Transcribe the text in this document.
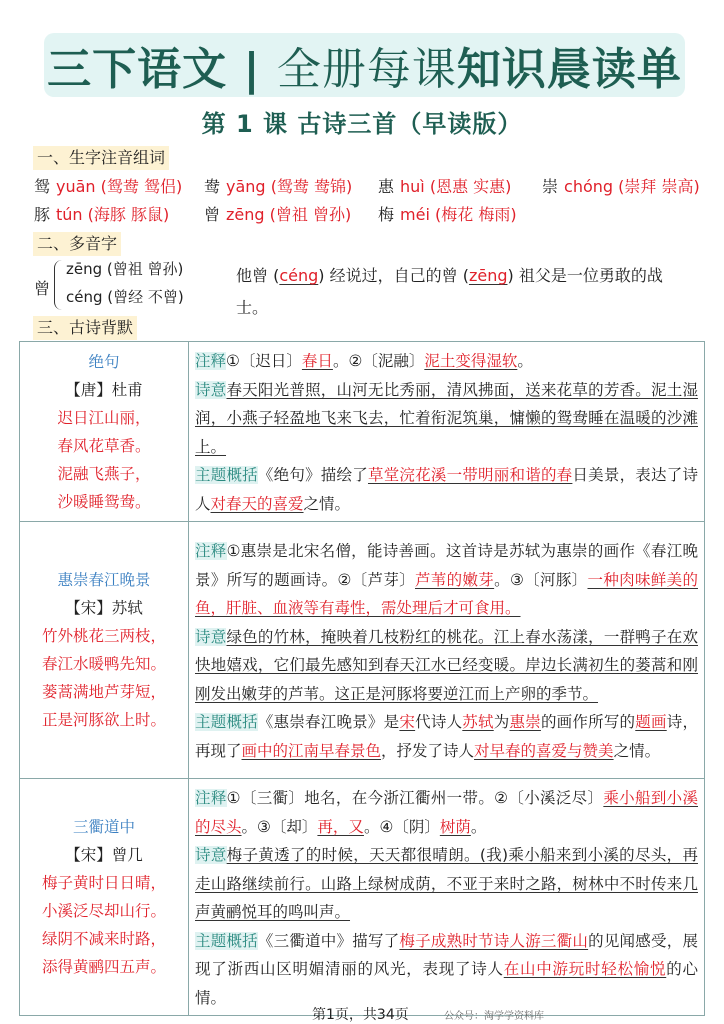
三下语文 | 全册每课知识晨读单
第 1 课 古诗三首（早读版）
一、生字注音组词
鸳 yuān (鸳鸯 鸳侣) 鸯 yāng (鸳鸯 鸯锦) 惠 huì (恩惠 实惠) 崇 chóng (崇拜 崇高)
豚 tún (海豚 豚鼠) 曾 zēng (曾祖 曾孙) 梅 méi (梅花 梅雨)
二、多音字
曾
zēng (曾祖 曾孙)
céng (曾经 不曾)
他曾 (céng) 经说过，自己的曾 (zēng) 祖父是一位勇敢的战士。
三、古诗背默
绝句
【唐】杜甫
迟日江山丽，
春风花草香。
泥融飞燕子，
沙暖睡鸳鸯。

注释①〔迟日〕春日。②〔泥融〕泥土变得湿软。
诗意春天阳光普照，山河无比秀丽，清风拂面，送来花草的芳香。泥土湿润，小燕子轻盈地飞来飞去，忙着衔泥筑巢，慵懒的鸳鸯睡在温暖的沙滩上。
主题概括《绝句》描绘了草堂浣花溪一带明丽和谐的春日美景，表达了诗人对春天的喜爱之情。

惠崇春江晚景
【宋】苏轼
竹外桃花三两枝，
春江水暖鸭先知。
蒌蒿满地芦芽短，
正是河豚欲上时。

注释①惠崇是北宋名僧，能诗善画。这首诗是苏轼为惠崇的画作《春江晚景》所写的题画诗。②〔芦芽〕芦苇的嫩芽。③〔河豚〕一种肉味鲜美的鱼，肝脏、血液等有毒性，需处理后才可食用。
诗意绿色的竹林，掩映着几枝粉红的桃花。江上春水荡漾，一群鸭子在欢快地嬉戏，它们最先感知到春天江水已经变暖。岸边长满初生的蒌蒿和刚刚发出嫩芽的芦苇。这正是河豚将要逆江而上产卵的季节。
主题概括《惠崇春江晚景》是宋代诗人苏轼为惠崇的画作所写的题画诗，再现了画中的江南早春景色，抒发了诗人对早春的喜爱与赞美之情。

三衢道中
【宋】曾几
梅子黄时日日晴，
小溪泛尽却山行。
绿阴不减来时路，
添得黄鹂四五声。

注释①〔三衢〕地名，在今浙江衢州一带。②〔小溪泛尽〕乘小船到小溪的尽头。③〔却〕再，又。④〔阴〕树荫。
诗意梅子黄透了的时候，天天都很晴朗。(我)乘小船来到小溪的尽头，再走山路继续前行。山路上绿树成荫，不亚于来时之路，树林中不时传来几声黄鹂悦耳的鸣叫声。
主题概括《三衢道中》描写了梅子成熟时节诗人游三衢山的见闻感受，展现了浙西山区明媚清丽的风光，表现了诗人在山中游玩时轻松愉悦的心情。
第1页，共34页	公众号：淘学学资料库
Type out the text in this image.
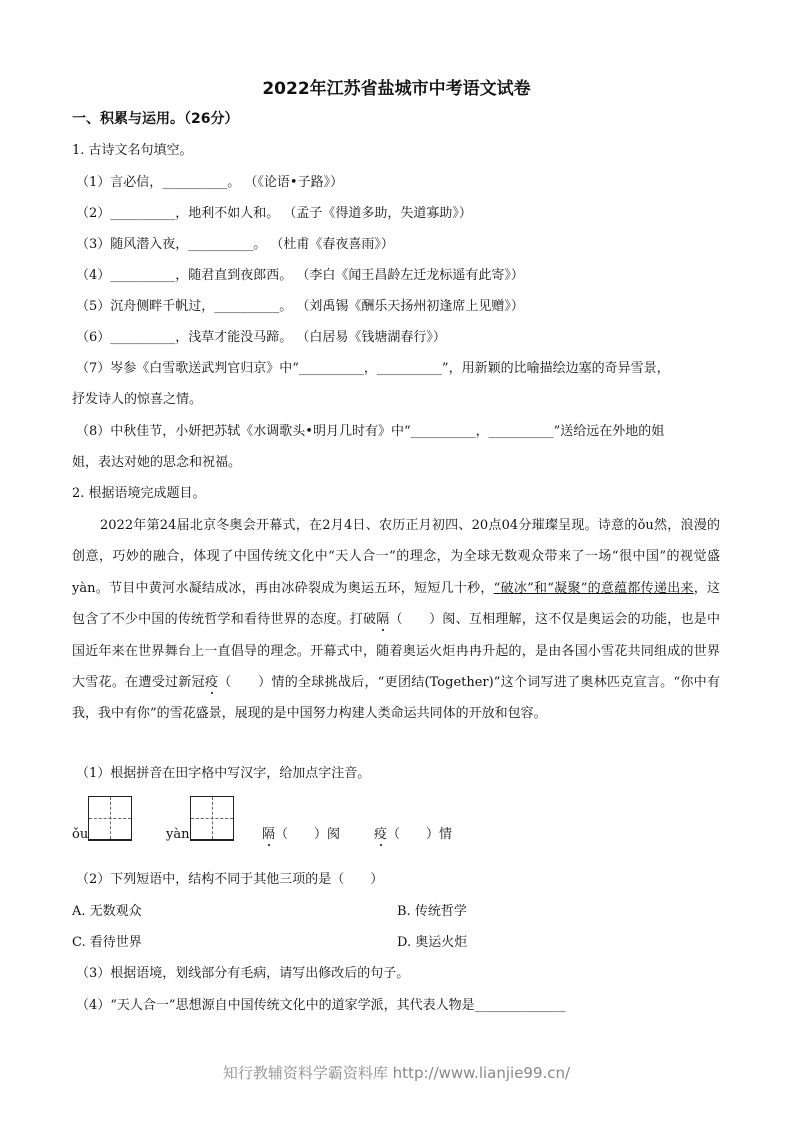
2022年江苏省盐城市中考语文试卷
一、积累与运用。（26分）
1. 古诗文名句填空。
（1）言必信，__________。 （《论语•子路》）
（2）__________，地利不如人和。 （孟子《得道多助，失道寡助》）
（3）随风潜入夜，__________。 （杜甫《春夜喜雨》）
（4）__________，随君直到夜郎西。 （李白《闻王昌龄左迁龙标遥有此寄》）
（5）沉舟侧畔千帆过，__________。 （刘禹锡《酬乐天扬州初逢席上见赠》）
（6）__________，浅草才能没马蹄。 （白居易《钱塘湖春行》）
（7）岑参《白雪歌送武判官归京》中“__________，__________”，用新颖的比喻描绘边塞的奇异雪景，
抒发诗人的惊喜之情。
（8）中秋佳节，小妍把苏轼《水调歌头•明月几时有》中“__________，__________”送给远在外地的姐
姐，表达对她的思念和祝福。
2. 根据语境完成题目。
2022年第24届北京冬奥会开幕式，在2月4日、农历正月初四、20点04分璀璨呈现。诗意的ǒu然，浪漫的创意，巧妙的融合，体现了中国传统文化中“天人合一”的理念，为全球无数观众带来了一场“很中国”的视觉盛yàn。节目中黄河水凝结成冰，再由冰砕裂成为奥运五环，短短几十秒，“破冰”和“凝聚”的意蕴都传递出来，这包含了不少中国的传统哲学和看待世界的态度。打破隔（　　）阂、互相理解，这不仅是奥运会的功能，也是中国近年来在世界舞台上一直倡导的理念。开幕式中，随着奥运火炬冉冉升起的，是由各国小雪花共同组成的世界大雪花。在遭受过新冠疫（　　）情的全球挑战后，“更团结(Together)”这个词写进了奥林匹克宣言。“你中有我，我中有你”的雪花盛景，展现的是中国努力构建人类命运共同体的开放和包容。
（1）根据拼音在田字格中写汉字，给加点字注音。
ǒu	yàn	隔（　　）阂	疫（　　）情
（2）下列短语中，结构不同于其他三项的是（　　）
A. 无数观众	B. 传统哲学
C. 看待世界	D. 奥运火炬
（3）根据语境，划线部分有毛病，请写出修改后的句子。
（4）“天人合一”思想源自中国传统文化中的道家学派，其代表人物是______________
知行教辅资料学霸资料库 http://www.lianjie99.cn/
= = =
[Task]: Looking at the records above, say how many lines hold the string "惠崇春江晚景". Write nothing but the number.

[Exercise output]: 2